"""
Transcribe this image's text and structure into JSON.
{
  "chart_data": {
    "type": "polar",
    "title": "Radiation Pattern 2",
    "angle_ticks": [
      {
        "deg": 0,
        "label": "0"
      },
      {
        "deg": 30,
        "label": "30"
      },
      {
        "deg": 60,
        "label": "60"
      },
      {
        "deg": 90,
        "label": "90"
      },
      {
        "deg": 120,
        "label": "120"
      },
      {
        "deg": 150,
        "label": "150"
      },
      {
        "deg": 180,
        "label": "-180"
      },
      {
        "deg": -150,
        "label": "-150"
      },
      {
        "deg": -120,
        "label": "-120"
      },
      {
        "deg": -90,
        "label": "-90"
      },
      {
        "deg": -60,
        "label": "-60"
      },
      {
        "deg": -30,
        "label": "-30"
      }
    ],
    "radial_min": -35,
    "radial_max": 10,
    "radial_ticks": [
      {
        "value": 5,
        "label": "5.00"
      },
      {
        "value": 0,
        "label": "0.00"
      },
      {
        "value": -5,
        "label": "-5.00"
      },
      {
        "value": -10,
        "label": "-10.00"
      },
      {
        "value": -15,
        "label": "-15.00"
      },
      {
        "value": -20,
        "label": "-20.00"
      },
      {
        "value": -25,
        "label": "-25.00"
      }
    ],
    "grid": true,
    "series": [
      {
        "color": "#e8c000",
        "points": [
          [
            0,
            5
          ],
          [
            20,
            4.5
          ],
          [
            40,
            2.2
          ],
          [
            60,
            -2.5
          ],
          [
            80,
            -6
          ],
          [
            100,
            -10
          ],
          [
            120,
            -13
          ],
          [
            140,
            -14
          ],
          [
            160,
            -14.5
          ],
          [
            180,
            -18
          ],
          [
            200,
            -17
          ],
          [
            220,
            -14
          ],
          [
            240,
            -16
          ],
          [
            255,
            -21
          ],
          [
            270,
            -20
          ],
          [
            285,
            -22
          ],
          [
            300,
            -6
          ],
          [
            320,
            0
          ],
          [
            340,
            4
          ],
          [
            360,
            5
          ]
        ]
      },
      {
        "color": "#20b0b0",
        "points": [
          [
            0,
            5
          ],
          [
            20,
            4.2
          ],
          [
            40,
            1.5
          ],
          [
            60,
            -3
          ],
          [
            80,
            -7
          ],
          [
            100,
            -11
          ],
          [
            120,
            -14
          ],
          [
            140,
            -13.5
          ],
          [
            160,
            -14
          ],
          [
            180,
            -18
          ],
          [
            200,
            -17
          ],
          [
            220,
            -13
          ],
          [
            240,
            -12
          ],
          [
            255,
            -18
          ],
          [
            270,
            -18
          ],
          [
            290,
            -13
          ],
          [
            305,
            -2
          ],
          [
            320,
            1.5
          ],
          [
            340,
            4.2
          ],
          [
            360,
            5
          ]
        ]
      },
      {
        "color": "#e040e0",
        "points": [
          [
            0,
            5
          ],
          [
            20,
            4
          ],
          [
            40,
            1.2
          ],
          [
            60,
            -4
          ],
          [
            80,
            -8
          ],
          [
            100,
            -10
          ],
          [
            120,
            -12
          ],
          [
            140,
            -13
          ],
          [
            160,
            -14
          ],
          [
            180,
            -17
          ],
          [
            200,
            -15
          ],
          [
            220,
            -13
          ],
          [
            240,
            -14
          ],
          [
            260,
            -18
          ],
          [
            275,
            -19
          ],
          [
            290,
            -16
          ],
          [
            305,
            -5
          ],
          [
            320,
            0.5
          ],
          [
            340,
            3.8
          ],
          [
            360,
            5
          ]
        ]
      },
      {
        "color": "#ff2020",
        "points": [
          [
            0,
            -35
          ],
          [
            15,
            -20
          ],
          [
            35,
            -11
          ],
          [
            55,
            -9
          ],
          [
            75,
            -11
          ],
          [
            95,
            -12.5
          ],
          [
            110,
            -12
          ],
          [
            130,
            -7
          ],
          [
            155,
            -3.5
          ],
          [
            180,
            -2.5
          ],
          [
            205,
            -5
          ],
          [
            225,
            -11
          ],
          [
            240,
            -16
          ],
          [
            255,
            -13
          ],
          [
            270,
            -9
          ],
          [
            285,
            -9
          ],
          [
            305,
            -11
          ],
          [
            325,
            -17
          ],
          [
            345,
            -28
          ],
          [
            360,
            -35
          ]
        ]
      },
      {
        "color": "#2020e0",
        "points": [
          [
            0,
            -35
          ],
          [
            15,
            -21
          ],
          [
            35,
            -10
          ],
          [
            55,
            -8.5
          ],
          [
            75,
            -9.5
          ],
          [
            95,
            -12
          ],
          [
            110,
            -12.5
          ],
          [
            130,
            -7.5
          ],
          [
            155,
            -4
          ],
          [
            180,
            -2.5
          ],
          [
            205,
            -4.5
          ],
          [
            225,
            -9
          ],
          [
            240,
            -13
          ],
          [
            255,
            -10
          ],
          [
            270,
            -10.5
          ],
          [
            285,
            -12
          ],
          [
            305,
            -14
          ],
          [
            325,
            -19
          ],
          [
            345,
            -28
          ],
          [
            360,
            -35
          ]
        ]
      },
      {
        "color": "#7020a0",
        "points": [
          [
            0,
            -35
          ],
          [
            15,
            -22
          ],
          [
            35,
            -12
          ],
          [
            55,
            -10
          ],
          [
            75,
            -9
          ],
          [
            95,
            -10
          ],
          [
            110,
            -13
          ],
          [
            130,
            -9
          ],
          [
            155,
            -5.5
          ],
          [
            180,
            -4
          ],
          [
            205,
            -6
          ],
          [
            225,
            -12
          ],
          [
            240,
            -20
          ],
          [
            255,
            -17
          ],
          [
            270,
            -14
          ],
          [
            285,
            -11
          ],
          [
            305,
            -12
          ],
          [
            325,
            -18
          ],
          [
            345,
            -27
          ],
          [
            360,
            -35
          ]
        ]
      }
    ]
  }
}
"""
Direction:
Print out every record again, exactly and in full.

Exercise response:
Transcribe this image's text and structure into JSON.
{
  "chart_data": {
    "type": "polar",
    "title": "Radiation Pattern 2",
    "angle_ticks": [
      {
        "deg": 0,
        "label": "0"
      },
      {
        "deg": 30,
        "label": "30"
      },
      {
        "deg": 60,
        "label": "60"
      },
      {
        "deg": 90,
        "label": "90"
      },
      {
        "deg": 120,
        "label": "120"
      },
      {
        "deg": 150,
        "label": "150"
      },
      {
        "deg": 180,
        "label": "-180"
      },
      {
        "deg": -150,
        "label": "-150"
      },
      {
        "deg": -120,
        "label": "-120"
      },
      {
        "deg": -90,
        "label": "-90"
      },
      {
        "deg": -60,
        "label": "-60"
      },
      {
        "deg": -30,
        "label": "-30"
      }
    ],
    "radial_min": -35,
    "radial_max": 10,
    "radial_ticks": [
      {
        "value": 5,
        "label": "5.00"
      },
      {
        "value": 0,
        "label": "0.00"
      },
      {
        "value": -5,
        "label": "-5.00"
      },
      {
        "value": -10,
        "label": "-10.00"
      },
      {
        "value": -15,
        "label": "-15.00"
      },
      {
        "value": -20,
        "label": "-20.00"
      },
      {
        "value": -25,
        "label": "-25.00"
      }
    ],
    "grid": true,
    "series": [
      {
        "color": "#e8c000",
        "points": [
          [
            0,
            5
          ],
          [
            20,
            4.5
          ],
          [
            40,
            2.2
          ],
          [
            60,
            -2.5
          ],
          [
            80,
            -6
          ],
          [
            100,
            -10
          ],
          [
            120,
            -13
          ],
          [
            140,
            -14
          ],
          [
            160,
            -14.5
          ],
          [
            180,
            -18
          ],
          [
            200,
            -17
          ],
          [
            220,
            -14
          ],
          [
            240,
            -16
          ],
          [
            255,
            -21
          ],
          [
            270,
            -20
          ],
          [
            285,
            -22
          ],
          [
            300,
            -6
          ],
          [
            320,
            0
          ],
          [
            340,
            4
          ],
          [
            360,
            5
          ]
        ]
      },
      {
        "color": "#20b0b0",
        "points": [
          [
            0,
            5
          ],
          [
            20,
            4.2
          ],
          [
            40,
            1.5
          ],
          [
            60,
            -3
          ],
          [
            80,
            -7
          ],
          [
            100,
            -11
          ],
          [
            120,
            -14
          ],
          [
            140,
            -13.5
          ],
          [
            160,
            -14
          ],
          [
            180,
            -18
          ],
          [
            200,
            -17
          ],
          [
            220,
            -13
          ],
          [
            240,
            -12
          ],
          [
            255,
            -18
          ],
          [
            270,
            -18
          ],
          [
            290,
            -13
          ],
          [
            305,
            -2
          ],
          [
            320,
            1.5
          ],
          [
            340,
            4.2
          ],
          [
            360,
            5
          ]
        ]
      },
      {
        "color": "#e040e0",
        "points": [
          [
            0,
            5
          ],
          [
            20,
            4
          ],
          [
            40,
            1.2
          ],
          [
            60,
            -4
          ],
          [
            80,
            -8
          ],
          [
            100,
            -10
          ],
          [
            120,
            -12
          ],
          [
            140,
            -13
          ],
          [
            160,
            -14
          ],
          [
            180,
            -17
          ],
          [
            200,
            -15
          ],
          [
            220,
            -13
          ],
          [
            240,
            -14
          ],
          [
            260,
            -18
          ],
          [
            275,
            -19
          ],
          [
            290,
            -16
          ],
          [
            305,
            -5
          ],
          [
            320,
            0.5
          ],
          [
            340,
            3.8
          ],
          [
            360,
            5
          ]
        ]
      },
      {
        "color": "#ff2020",
        "points": [
          [
            0,
            -35
          ],
          [
            15,
            -20
          ],
          [
            35,
            -11
          ],
          [
            55,
            -9
          ],
          [
            75,
            -11
          ],
          [
            95,
            -12.5
          ],
          [
            110,
            -12
          ],
          [
            130,
            -7
          ],
          [
            155,
            -3.5
          ],
          [
            180,
            -2.5
          ],
          [
            205,
            -5
          ],
          [
            225,
            -11
          ],
          [
            240,
            -16
          ],
          [
            255,
            -13
          ],
          [
            270,
            -9
          ],
          [
            285,
            -9
          ],
          [
            305,
            -11
          ],
          [
            325,
            -17
          ],
          [
            345,
            -28
          ],
          [
            360,
            -35
          ]
        ]
      },
      {
        "color": "#2020e0",
        "points": [
          [
            0,
            -35
          ],
          [
            15,
            -21
          ],
          [
            35,
            -10
          ],
          [
            55,
            -8.5
          ],
          [
            75,
            -9.5
          ],
          [
            95,
            -12
          ],
          [
            110,
            -12.5
          ],
          [
            130,
            -7.5
          ],
          [
            155,
            -4
          ],
          [
            180,
            -2.5
          ],
          [
            205,
            -4.5
          ],
          [
            225,
            -9
          ],
          [
            240,
            -13
          ],
          [
            255,
            -10
          ],
          [
            270,
            -10.5
          ],
          [
            285,
            -12
          ],
          [
            305,
            -14
          ],
          [
            325,
            -19
          ],
          [
            345,
            -28
          ],
          [
            360,
            -35
          ]
        ]
      },
      {
        "color": "#7020a0",
        "points": [
          [
            0,
            -35
          ],
          [
            15,
            -22
          ],
          [
            35,
            -12
          ],
          [
            55,
            -10
          ],
          [
            75,
            -9
          ],
          [
            95,
            -10
          ],
          [
            110,
            -13
          ],
          [
            130,
            -9
          ],
          [
            155,
            -5.5
          ],
          [
            180,
            -4
          ],
          [
            205,
            -6
          ],
          [
            225,
            -12
          ],
          [
            240,
            -20
          ],
          [
            255,
            -17
          ],
          [
            270,
            -14
          ],
          [
            285,
            -11
          ],
          [
            305,
            -12
          ],
          [
            325,
            -18
          ],
          [
            345,
            -27
          ],
          [
            360,
            -35
          ]
        ]
      }
    ]
  }
}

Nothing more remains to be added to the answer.